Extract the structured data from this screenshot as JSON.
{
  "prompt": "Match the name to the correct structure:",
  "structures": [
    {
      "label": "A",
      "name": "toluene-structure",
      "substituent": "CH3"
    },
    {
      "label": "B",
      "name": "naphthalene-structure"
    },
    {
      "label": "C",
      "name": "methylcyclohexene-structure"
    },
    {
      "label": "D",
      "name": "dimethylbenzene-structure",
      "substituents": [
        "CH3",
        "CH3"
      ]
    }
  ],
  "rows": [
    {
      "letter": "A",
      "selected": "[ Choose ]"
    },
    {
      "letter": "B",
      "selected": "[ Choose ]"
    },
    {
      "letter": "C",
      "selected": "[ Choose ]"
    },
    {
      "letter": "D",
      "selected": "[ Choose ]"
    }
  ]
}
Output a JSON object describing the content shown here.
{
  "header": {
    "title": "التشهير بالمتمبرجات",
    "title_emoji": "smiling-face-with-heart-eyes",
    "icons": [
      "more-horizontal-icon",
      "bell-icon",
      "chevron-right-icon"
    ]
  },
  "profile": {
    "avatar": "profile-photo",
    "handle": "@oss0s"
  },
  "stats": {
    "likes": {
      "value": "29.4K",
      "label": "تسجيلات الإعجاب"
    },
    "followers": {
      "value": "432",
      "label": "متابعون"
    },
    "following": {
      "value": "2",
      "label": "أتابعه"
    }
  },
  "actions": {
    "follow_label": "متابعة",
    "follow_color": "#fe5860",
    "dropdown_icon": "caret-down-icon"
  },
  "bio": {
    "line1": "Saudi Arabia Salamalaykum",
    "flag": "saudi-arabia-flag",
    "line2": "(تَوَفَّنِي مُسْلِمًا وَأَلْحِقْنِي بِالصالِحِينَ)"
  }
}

__________________________________________________

▶ Task details:
Every record should be repeated exactly; please leave none out.

▶ Answer to the task:
Extract the structured data from this screenshot as JSON.
{
  "prompt": "Match the name to the correct structure:",
  "structures": [
    {
      "label": "A",
      "name": "toluene-structure",
      "substituent": "CH3"
    },
    {
      "label": "B",
      "name": "naphthalene-structure"
    },
    {
      "label": "C",
      "name": "methylcyclohexene-structure"
    },
    {
      "label": "D",
      "name": "dimethylbenzene-structure",
      "substituents": [
        "CH3",
        "CH3"
      ]
    }
  ],
  "rows": [
    {
      "letter": "A",
      "selected": "[ Choose ]"
    },
    {
      "letter": "B",
      "selected": "[ Choose ]"
    },
    {
      "letter": "C",
      "selected": "[ Choose ]"
    },
    {
      "letter": "D",
      "selected": "[ Choose ]"
    }
  ]
}
Output a JSON object describing the content shown here.
{
  "header": {
    "title": "التشهير بالمتمبرجات",
    "title_emoji": "smiling-face-with-heart-eyes",
    "icons": [
      "more-horizontal-icon",
      "bell-icon",
      "chevron-right-icon"
    ]
  },
  "profile": {
    "avatar": "profile-photo",
    "handle": "@oss0s"
  },
  "stats": {
    "likes": {
      "value": "29.4K",
      "label": "تسجيلات الإعجاب"
    },
    "followers": {
      "value": "432",
      "label": "متابعون"
    },
    "following": {
      "value": "2",
      "label": "أتابعه"
    }
  },
  "actions": {
    "follow_label": "متابعة",
    "follow_color": "#fe5860",
    "dropdown_icon": "caret-down-icon"
  },
  "bio": {
    "line1": "Saudi Arabia Salamalaykum",
    "flag": "saudi-arabia-flag",
    "line2": "(تَوَفَّنِي مُسْلِمًا وَأَلْحِقْنِي بِالصالِحِينَ)"
  }
}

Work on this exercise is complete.